*PROBLEM TO SOLVE:* Repeat every line of the listing below exactly, minus the pictures.
***** PROVIDED ENTRIES
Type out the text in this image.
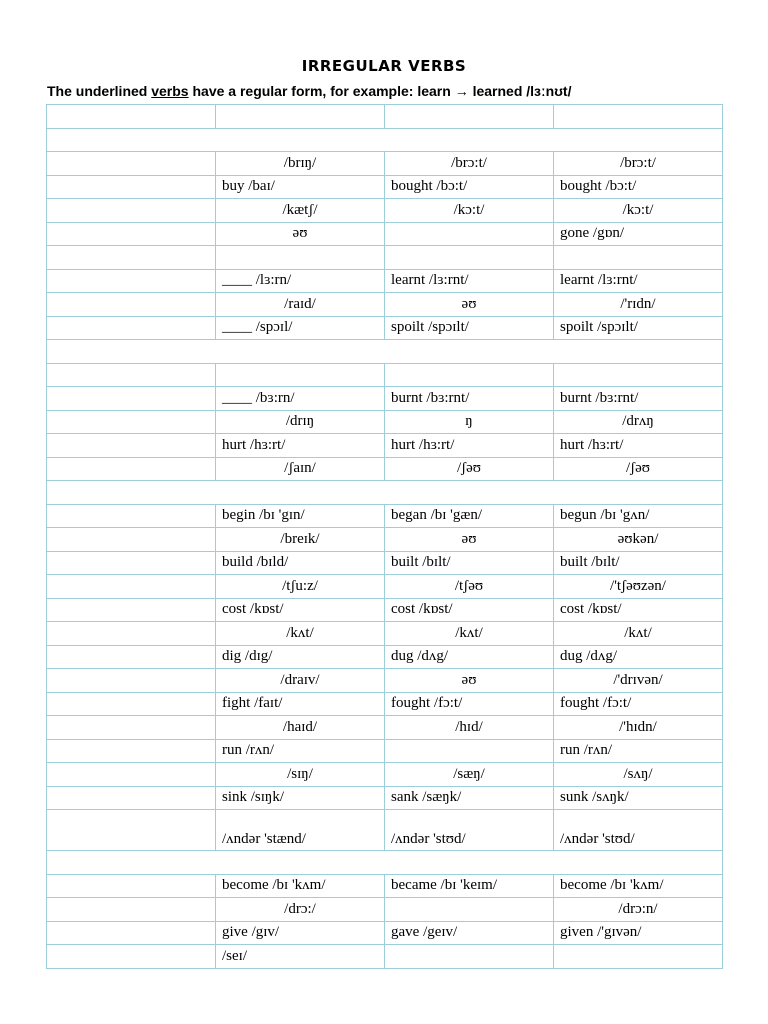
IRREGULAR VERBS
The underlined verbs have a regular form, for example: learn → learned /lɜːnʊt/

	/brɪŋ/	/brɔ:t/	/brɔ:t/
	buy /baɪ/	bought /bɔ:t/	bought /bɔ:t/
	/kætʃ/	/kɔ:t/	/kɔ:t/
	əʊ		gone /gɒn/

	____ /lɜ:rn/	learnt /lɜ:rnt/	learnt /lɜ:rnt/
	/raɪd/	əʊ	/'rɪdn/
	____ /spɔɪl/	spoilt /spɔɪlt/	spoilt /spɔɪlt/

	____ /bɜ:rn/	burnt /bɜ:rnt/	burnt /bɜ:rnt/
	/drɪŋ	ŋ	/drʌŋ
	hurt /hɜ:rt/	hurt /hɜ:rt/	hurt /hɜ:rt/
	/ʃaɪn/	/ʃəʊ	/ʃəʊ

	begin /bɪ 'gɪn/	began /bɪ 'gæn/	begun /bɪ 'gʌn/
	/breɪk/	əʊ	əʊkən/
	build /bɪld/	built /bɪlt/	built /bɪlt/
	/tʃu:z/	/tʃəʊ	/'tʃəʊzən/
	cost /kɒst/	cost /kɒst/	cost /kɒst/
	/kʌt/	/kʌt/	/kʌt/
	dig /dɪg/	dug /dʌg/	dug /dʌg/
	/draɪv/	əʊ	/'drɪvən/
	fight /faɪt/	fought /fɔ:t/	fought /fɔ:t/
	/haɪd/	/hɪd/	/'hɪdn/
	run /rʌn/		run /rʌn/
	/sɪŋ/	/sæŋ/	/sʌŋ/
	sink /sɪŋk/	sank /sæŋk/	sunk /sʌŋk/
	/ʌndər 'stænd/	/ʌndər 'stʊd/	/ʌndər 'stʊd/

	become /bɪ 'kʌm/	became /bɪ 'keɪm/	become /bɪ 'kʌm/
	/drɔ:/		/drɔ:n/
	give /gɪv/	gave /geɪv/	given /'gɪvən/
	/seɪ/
**********
*FULL OUTPUT:*
Type out the text in this image.
IRREGULAR VERBS
The underlined verbs have a regular form, for example: learn → learned /lɜːnʊt/

	/brɪŋ/	/brɔ:t/	/brɔ:t/
	buy /baɪ/	bought /bɔ:t/	bought /bɔ:t/
	/kætʃ/	/kɔ:t/	/kɔ:t/
	əʊ		gone /gɒn/

	____ /lɜ:rn/	learnt /lɜ:rnt/	learnt /lɜ:rnt/
	/raɪd/	əʊ	/'rɪdn/
	____ /spɔɪl/	spoilt /spɔɪlt/	spoilt /spɔɪlt/

	____ /bɜ:rn/	burnt /bɜ:rnt/	burnt /bɜ:rnt/
	/drɪŋ	ŋ	/drʌŋ
	hurt /hɜ:rt/	hurt /hɜ:rt/	hurt /hɜ:rt/
	/ʃaɪn/	/ʃəʊ	/ʃəʊ

	begin /bɪ 'gɪn/	began /bɪ 'gæn/	begun /bɪ 'gʌn/
	/breɪk/	əʊ	əʊkən/
	build /bɪld/	built /bɪlt/	built /bɪlt/
	/tʃu:z/	/tʃəʊ	/'tʃəʊzən/
	cost /kɒst/	cost /kɒst/	cost /kɒst/
	/kʌt/	/kʌt/	/kʌt/
	dig /dɪg/	dug /dʌg/	dug /dʌg/
	/draɪv/	əʊ	/'drɪvən/
	fight /faɪt/	fought /fɔ:t/	fought /fɔ:t/
	/haɪd/	/hɪd/	/'hɪdn/
	run /rʌn/		run /rʌn/
	/sɪŋ/	/sæŋ/	/sʌŋ/
	sink /sɪŋk/	sank /sæŋk/	sunk /sʌŋk/
	/ʌndər 'stænd/	/ʌndər 'stʊd/	/ʌndər 'stʊd/

	become /bɪ 'kʌm/	became /bɪ 'keɪm/	become /bɪ 'kʌm/
	/drɔ:/		/drɔ:n/
	give /gɪv/	gave /geɪv/	given /'gɪvən/
	/seɪ/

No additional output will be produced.